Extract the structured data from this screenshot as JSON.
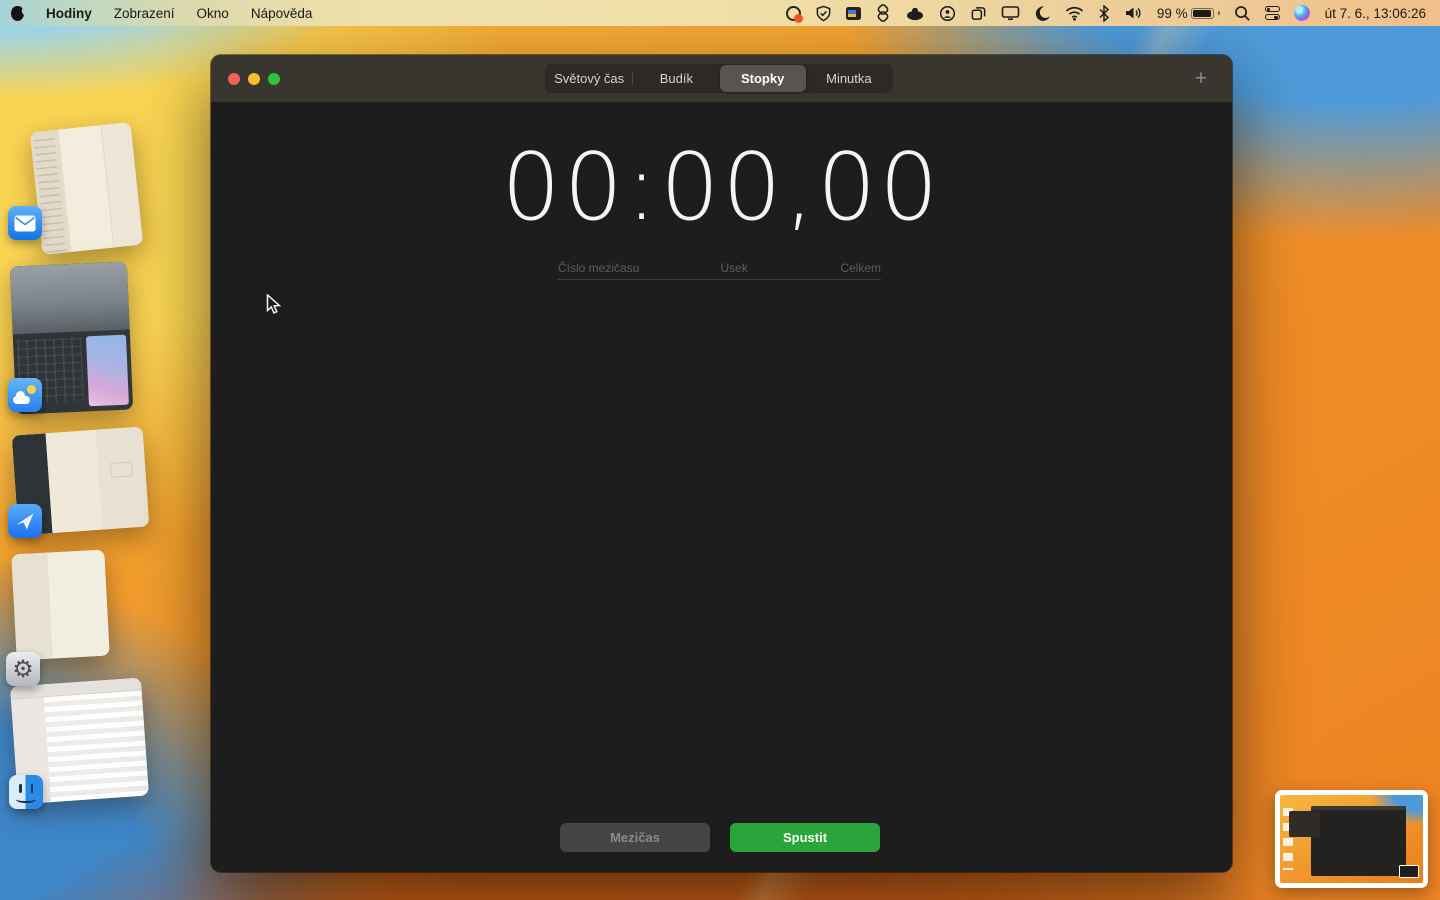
{
  "menubar": {
    "app_name": "Hodiny",
    "menus": [
      "Zobrazení",
      "Okno",
      "Nápověda"
    ],
    "battery_percent": "99 %",
    "clock": "út 7. 6., 13:06:26",
    "status_icons": [
      "app-swirl-icon",
      "shield-check-icon",
      "flag-icon",
      "layers-icon",
      "hat-icon",
      "account-icon",
      "copy-icon",
      "display-icon",
      "moon-icon",
      "wifi-icon",
      "bluetooth-icon",
      "volume-icon",
      "battery-icon",
      "spotlight-icon",
      "control-center-icon",
      "siri-icon"
    ]
  },
  "window": {
    "tabs": [
      "Světový čas",
      "Budík",
      "Stopky",
      "Minutka"
    ],
    "active_tab": "Stopky",
    "add_label": "+",
    "stopwatch": {
      "time": "00:00,00",
      "columns": [
        "Číslo mezičasu",
        "Úsek",
        "Celkem"
      ],
      "lap_label": "Mezičas",
      "start_label": "Spustit"
    }
  },
  "expose_apps": [
    "mail-icon",
    "weather-icon",
    "spark-icon",
    "settings-icon",
    "finder-icon"
  ],
  "colors": {
    "start_button_green": "#2aa53c",
    "window_bg": "#1d1d1d",
    "titlebar_bg": "#39352f",
    "traffic_red": "#f2605a",
    "traffic_yellow": "#f5bd2e",
    "traffic_green": "#2ec23e"
  }
}
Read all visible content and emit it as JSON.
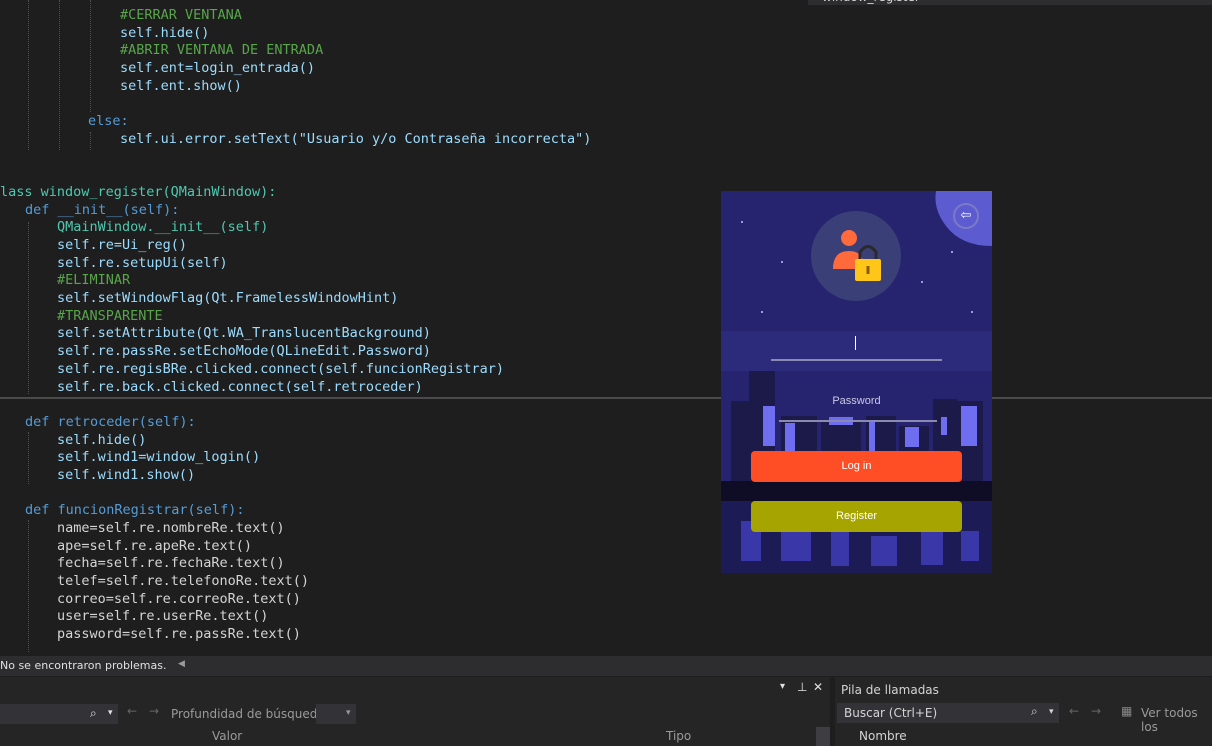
{
  "top_tab": {
    "label": "window_register"
  },
  "code": {
    "lines": [
      "#CERRAR VENTANA",
      "self.hide()",
      "#ABRIR VENTANA DE ENTRADA",
      "self.ent=login_entrada()",
      "self.ent.show()",
      "else:",
      "self.ui.error.setText(\"Usuario y/o Contraseña incorrecta\")",
      "lass window_register(QMainWindow):",
      "def __init__(self):",
      "QMainWindow.__init__(self)",
      "self.re=Ui_reg()",
      "self.re.setupUi(self)",
      "#ELIMINAR",
      "self.setWindowFlag(Qt.FramelessWindowHint)",
      "#TRANSPARENTE",
      "self.setAttribute(Qt.WA_TranslucentBackground)",
      "self.re.passRe.setEchoMode(QLineEdit.Password)",
      "self.re.regisBRe.clicked.connect(self.funcionRegistrar)",
      "self.re.back.clicked.connect(self.retroceder)",
      "def retroceder(self):",
      "self.hide()",
      "self.wind1=window_login()",
      "self.wind1.show()",
      "def funcionRegistrar(self):",
      "name=self.re.nombreRe.text()",
      "ape=self.re.apeRe.text()",
      "fecha=self.re.fechaRe.text()",
      "telef=self.re.telefonoRe.text()",
      "correo=self.re.correoRe.text()",
      "user=self.re.userRe.text()",
      "password=self.re.passRe.text()"
    ]
  },
  "login_window": {
    "password_label": "Password",
    "login_button": "Log in",
    "register_button": "Register",
    "colors": {
      "login": "#ff4e26",
      "register": "#a6a400",
      "sky": "#26246e"
    }
  },
  "error_list": {
    "status": "No se encontraron problemas."
  },
  "bottom_left": {
    "search_icon": "search-icon",
    "depth_label": "Profundidad de búsqueda:",
    "col_valor": "Valor",
    "col_tipo": "Tipo"
  },
  "bottom_right": {
    "title": "Pila de llamadas",
    "search_placeholder": "Buscar (Ctrl+E)",
    "view_all": "Ver todos los",
    "col_nombre": "Nombre"
  }
}
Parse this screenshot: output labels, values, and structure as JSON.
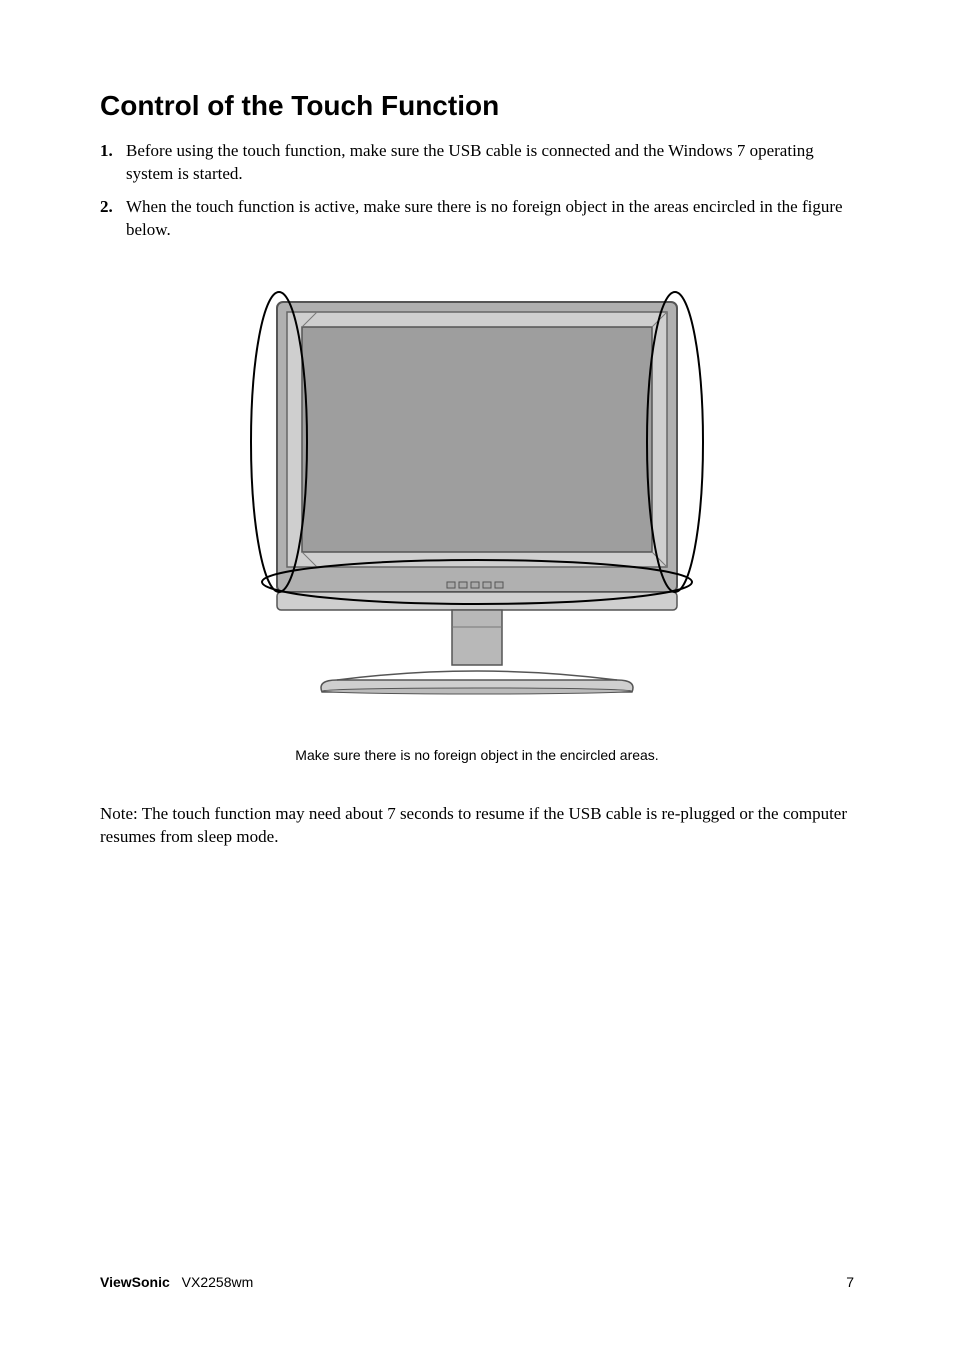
{
  "title": "Control of the Touch Function",
  "steps": [
    {
      "num": "1.",
      "text": "Before using the touch function, make sure the USB cable is connected and the Windows 7 operating system is started."
    },
    {
      "num": "2.",
      "text": "When the touch function is active, make sure there is no foreign object in the areas encircled in the figure below."
    }
  ],
  "caption": "Make sure there is no foreign object in the encircled areas.",
  "note": "Note: The touch function may need about 7 seconds to resume if the USB cable is re-plugged or the computer resumes from sleep mode.",
  "footer": {
    "brand_bold": "ViewSonic",
    "brand_model": "VX2258wm",
    "page_number": "7"
  }
}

********************

Aim of the exercise> Pick out the lines containing the string "screenshot" and show them.

Complete answer>
Extract the structured data from this screenshot as JSON.
Parse this screenshot: output labels, values, and structure as JSON.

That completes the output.